### WHAT NEEDS TO BE DONE
Present every line in which the string "FEEL" appears.

---*---

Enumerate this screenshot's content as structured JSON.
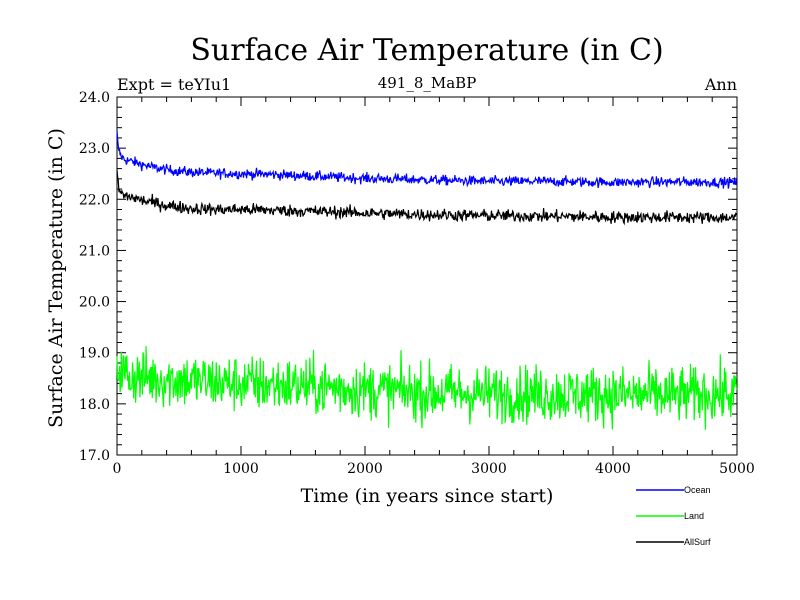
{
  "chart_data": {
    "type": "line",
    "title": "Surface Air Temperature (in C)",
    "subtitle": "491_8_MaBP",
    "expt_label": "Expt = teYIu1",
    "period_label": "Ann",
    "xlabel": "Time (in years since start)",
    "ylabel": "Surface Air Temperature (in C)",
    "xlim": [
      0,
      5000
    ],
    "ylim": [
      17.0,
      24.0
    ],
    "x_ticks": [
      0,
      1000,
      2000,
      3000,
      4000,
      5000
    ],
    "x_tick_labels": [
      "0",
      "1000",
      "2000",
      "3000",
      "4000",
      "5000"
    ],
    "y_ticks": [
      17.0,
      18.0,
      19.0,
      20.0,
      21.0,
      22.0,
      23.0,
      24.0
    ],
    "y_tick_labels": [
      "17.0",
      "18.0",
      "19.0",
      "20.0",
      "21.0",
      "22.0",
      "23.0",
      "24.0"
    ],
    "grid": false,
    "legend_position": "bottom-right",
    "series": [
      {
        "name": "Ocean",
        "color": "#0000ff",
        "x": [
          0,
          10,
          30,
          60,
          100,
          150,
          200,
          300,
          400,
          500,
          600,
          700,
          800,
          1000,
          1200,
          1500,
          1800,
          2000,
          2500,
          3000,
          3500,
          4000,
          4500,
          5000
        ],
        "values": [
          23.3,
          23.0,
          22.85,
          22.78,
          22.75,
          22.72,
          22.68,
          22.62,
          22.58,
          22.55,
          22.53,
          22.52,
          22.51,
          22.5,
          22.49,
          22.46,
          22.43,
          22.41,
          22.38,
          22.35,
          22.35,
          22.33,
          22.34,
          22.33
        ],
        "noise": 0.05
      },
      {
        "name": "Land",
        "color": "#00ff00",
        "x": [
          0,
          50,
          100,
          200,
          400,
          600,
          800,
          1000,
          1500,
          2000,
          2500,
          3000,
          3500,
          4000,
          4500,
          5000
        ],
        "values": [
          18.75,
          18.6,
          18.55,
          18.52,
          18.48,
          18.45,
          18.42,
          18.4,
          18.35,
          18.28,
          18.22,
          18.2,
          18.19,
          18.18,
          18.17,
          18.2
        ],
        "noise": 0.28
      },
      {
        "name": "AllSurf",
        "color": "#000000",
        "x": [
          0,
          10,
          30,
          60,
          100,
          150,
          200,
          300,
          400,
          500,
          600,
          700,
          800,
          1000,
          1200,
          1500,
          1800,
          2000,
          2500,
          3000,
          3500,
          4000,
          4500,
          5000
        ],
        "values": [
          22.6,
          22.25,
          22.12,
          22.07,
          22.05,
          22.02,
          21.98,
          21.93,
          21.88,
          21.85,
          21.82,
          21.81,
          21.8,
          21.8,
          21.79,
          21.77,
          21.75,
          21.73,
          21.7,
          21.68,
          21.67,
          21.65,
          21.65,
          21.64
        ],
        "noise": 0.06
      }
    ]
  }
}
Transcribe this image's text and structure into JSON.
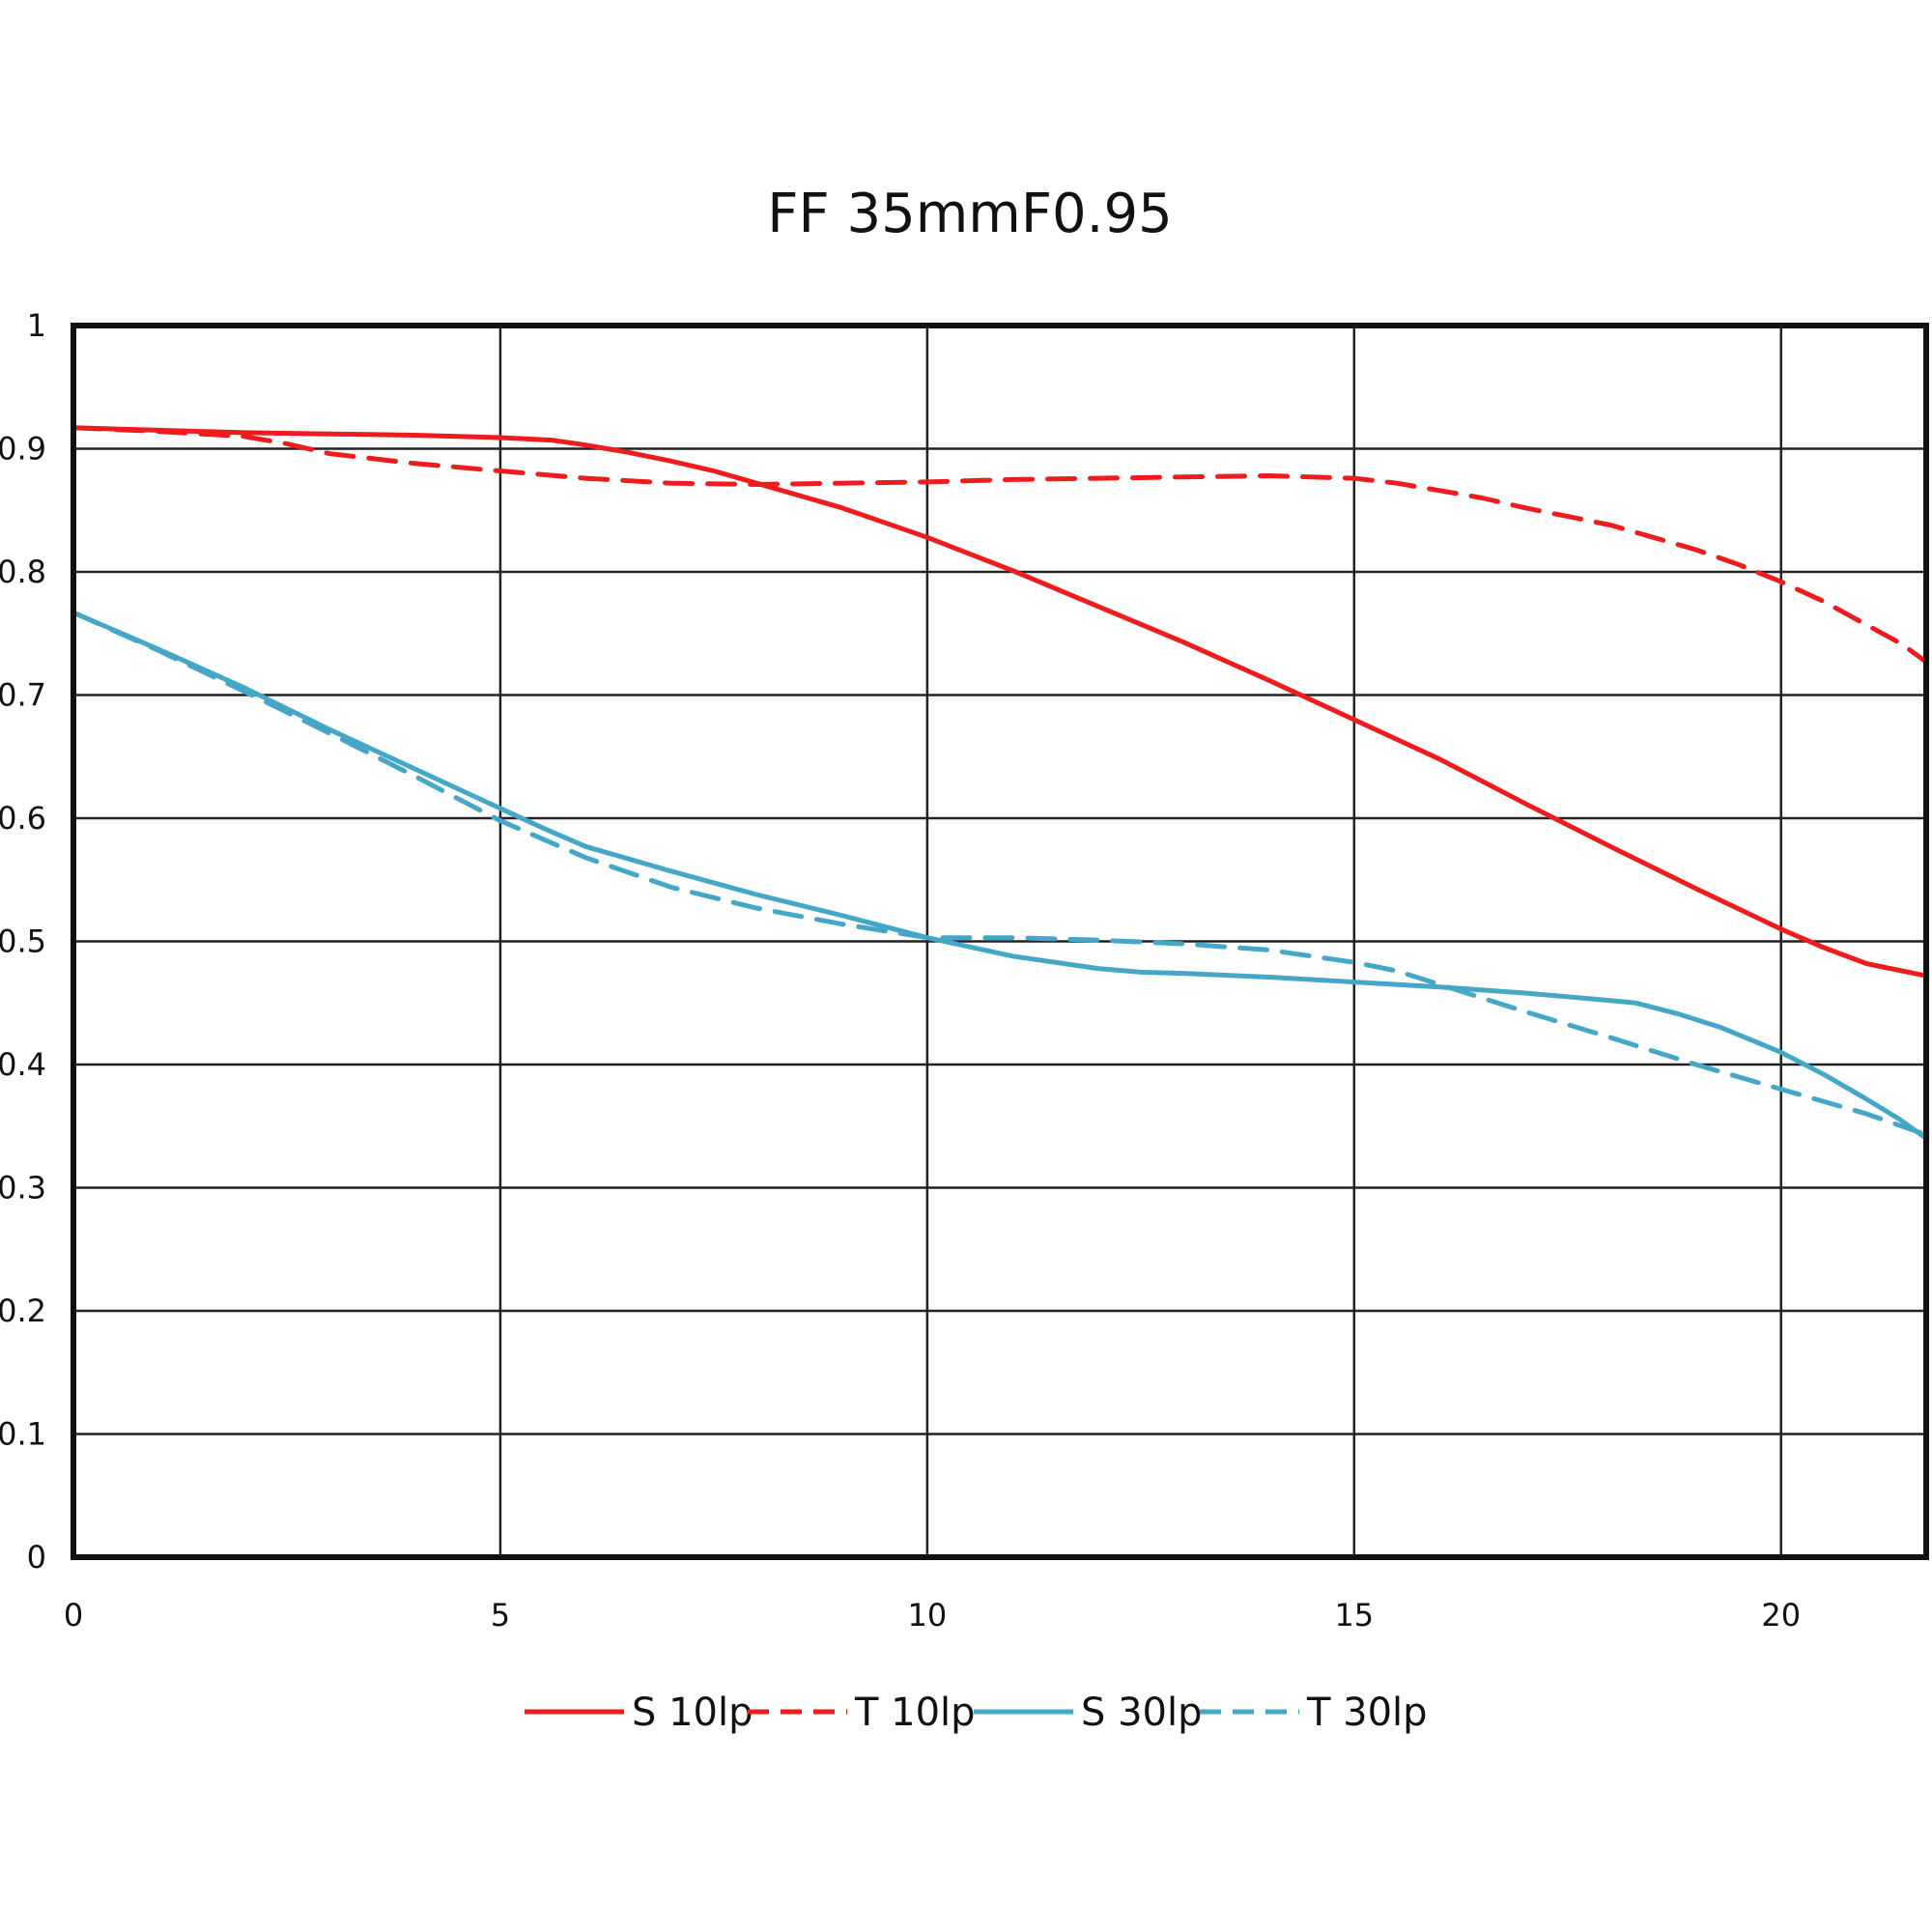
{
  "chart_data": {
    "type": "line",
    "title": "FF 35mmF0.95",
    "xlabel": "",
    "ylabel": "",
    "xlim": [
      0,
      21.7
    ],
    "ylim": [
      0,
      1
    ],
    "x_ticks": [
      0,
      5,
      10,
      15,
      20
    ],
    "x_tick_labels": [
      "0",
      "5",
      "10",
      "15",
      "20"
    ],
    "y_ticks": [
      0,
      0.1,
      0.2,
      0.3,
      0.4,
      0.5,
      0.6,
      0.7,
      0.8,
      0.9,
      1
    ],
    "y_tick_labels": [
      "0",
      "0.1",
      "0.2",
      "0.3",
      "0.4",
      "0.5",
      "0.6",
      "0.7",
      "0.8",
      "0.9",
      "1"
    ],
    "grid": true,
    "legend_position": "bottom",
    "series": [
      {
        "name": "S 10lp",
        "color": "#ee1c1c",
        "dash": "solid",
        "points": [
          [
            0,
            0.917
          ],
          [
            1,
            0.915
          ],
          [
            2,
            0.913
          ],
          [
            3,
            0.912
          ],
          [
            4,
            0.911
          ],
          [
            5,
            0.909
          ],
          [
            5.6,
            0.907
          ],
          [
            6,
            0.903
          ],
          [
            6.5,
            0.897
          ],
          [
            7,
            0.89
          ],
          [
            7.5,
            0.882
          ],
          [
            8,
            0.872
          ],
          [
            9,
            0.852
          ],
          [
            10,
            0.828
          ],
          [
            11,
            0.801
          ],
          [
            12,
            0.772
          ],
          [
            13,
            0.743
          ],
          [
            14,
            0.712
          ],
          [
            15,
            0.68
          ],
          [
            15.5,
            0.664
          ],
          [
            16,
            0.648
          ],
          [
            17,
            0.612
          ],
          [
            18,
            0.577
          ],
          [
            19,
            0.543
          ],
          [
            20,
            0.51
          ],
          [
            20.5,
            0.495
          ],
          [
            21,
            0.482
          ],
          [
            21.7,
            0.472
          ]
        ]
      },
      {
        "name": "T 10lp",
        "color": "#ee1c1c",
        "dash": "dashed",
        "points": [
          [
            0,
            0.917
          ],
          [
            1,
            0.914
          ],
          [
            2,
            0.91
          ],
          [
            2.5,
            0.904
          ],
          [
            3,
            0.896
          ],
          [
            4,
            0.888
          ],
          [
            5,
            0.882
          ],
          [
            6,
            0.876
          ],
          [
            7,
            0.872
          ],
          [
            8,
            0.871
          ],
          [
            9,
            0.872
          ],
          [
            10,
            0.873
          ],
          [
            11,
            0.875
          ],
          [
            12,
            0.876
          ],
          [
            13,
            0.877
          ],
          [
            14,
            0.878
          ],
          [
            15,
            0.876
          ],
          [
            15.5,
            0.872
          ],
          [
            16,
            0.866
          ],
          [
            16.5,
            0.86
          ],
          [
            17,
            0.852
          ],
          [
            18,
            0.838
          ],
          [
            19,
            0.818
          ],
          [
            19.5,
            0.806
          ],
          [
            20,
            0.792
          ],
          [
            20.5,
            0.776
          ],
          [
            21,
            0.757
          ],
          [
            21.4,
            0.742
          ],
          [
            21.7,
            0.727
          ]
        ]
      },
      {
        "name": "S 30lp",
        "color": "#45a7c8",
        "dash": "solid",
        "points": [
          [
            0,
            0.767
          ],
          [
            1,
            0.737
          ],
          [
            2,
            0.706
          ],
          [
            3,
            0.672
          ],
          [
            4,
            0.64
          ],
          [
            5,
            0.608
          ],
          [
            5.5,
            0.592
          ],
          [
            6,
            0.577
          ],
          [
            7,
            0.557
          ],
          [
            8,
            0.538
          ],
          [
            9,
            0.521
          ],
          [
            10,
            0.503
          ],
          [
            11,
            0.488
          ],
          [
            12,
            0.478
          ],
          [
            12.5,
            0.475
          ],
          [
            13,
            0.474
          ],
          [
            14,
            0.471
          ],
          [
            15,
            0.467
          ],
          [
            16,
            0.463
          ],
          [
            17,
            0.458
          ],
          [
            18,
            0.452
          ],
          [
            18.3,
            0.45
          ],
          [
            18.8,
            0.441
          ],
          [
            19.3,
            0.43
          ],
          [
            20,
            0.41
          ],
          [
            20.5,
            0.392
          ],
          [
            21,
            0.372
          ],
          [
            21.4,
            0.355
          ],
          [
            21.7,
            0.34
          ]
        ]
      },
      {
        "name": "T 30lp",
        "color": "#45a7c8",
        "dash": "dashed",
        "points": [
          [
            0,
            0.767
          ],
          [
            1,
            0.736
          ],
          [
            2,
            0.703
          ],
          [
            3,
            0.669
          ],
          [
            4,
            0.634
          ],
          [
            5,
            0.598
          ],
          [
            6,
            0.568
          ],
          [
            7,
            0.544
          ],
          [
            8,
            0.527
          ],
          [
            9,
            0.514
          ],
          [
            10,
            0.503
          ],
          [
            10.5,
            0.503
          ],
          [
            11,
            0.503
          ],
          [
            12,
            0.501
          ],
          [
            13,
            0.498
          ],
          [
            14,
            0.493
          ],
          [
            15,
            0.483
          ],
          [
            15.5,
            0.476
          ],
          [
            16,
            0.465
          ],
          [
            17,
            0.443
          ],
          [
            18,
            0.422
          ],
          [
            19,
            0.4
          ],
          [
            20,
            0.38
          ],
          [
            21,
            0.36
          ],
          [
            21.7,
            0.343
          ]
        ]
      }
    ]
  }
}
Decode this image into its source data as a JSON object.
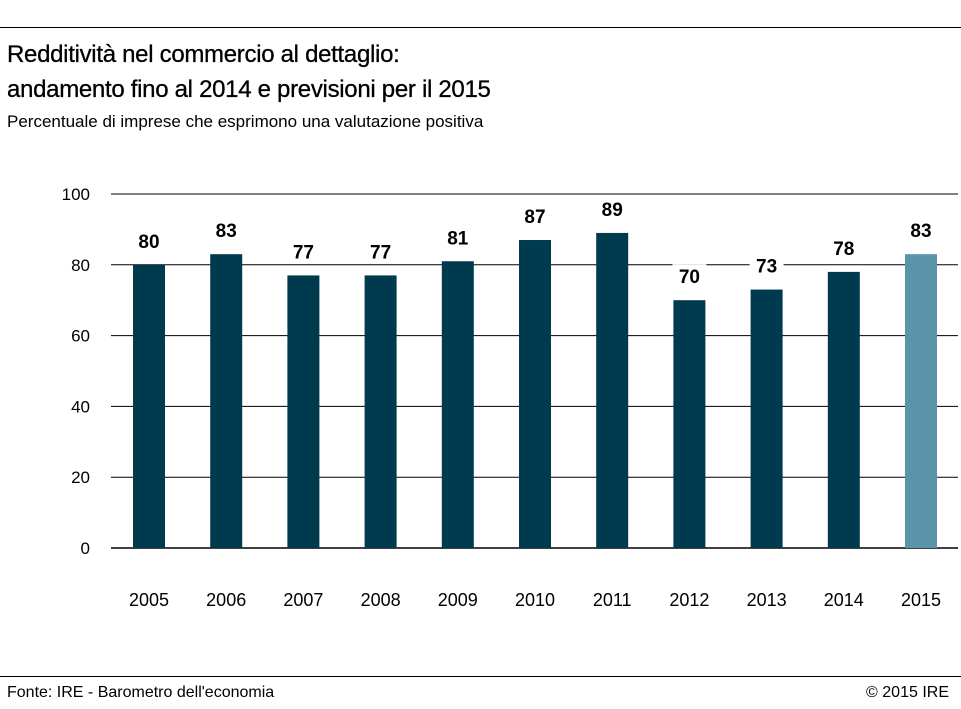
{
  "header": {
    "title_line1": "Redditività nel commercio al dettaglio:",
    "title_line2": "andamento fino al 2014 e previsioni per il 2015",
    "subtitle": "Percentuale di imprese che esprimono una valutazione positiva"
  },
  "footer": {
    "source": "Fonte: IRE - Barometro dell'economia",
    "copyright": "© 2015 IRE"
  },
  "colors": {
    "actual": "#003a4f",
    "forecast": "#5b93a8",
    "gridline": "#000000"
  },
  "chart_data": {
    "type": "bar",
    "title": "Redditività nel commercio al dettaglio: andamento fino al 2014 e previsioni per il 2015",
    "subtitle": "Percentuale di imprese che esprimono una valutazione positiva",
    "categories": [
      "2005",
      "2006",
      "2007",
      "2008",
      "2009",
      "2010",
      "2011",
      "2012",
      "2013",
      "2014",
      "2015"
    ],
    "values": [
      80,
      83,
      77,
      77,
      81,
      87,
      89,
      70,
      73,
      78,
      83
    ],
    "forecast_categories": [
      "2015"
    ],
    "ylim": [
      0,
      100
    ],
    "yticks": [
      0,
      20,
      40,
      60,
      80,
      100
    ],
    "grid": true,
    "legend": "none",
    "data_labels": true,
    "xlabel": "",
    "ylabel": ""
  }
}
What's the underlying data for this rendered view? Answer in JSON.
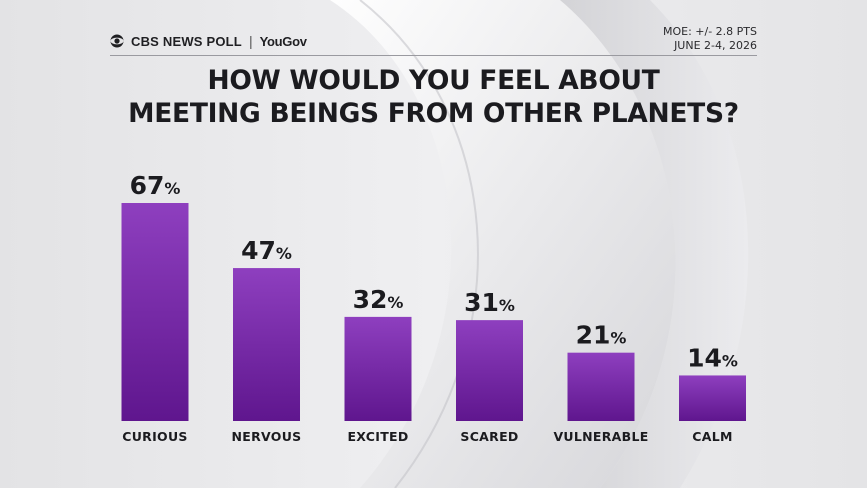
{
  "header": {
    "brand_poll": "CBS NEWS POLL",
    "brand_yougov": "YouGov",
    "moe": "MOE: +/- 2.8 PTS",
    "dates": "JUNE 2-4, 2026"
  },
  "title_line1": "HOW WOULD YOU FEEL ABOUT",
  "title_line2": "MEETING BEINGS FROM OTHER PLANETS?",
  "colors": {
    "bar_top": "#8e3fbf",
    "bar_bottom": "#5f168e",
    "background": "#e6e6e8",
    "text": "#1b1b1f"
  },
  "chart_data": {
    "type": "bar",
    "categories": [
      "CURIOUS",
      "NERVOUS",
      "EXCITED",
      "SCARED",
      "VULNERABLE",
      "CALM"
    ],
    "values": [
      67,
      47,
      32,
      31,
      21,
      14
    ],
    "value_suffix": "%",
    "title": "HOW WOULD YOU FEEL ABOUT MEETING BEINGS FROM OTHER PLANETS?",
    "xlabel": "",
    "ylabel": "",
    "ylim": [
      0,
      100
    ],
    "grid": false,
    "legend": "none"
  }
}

---*---

### SOLUTION TO THIS EXERCISE
  "title_line1": "HOW WOULD YOU FEEL ABOUT",
    "title": "HOW WOULD YOU FEEL ABOUT MEETING BEINGS FROM OTHER PLANETS?",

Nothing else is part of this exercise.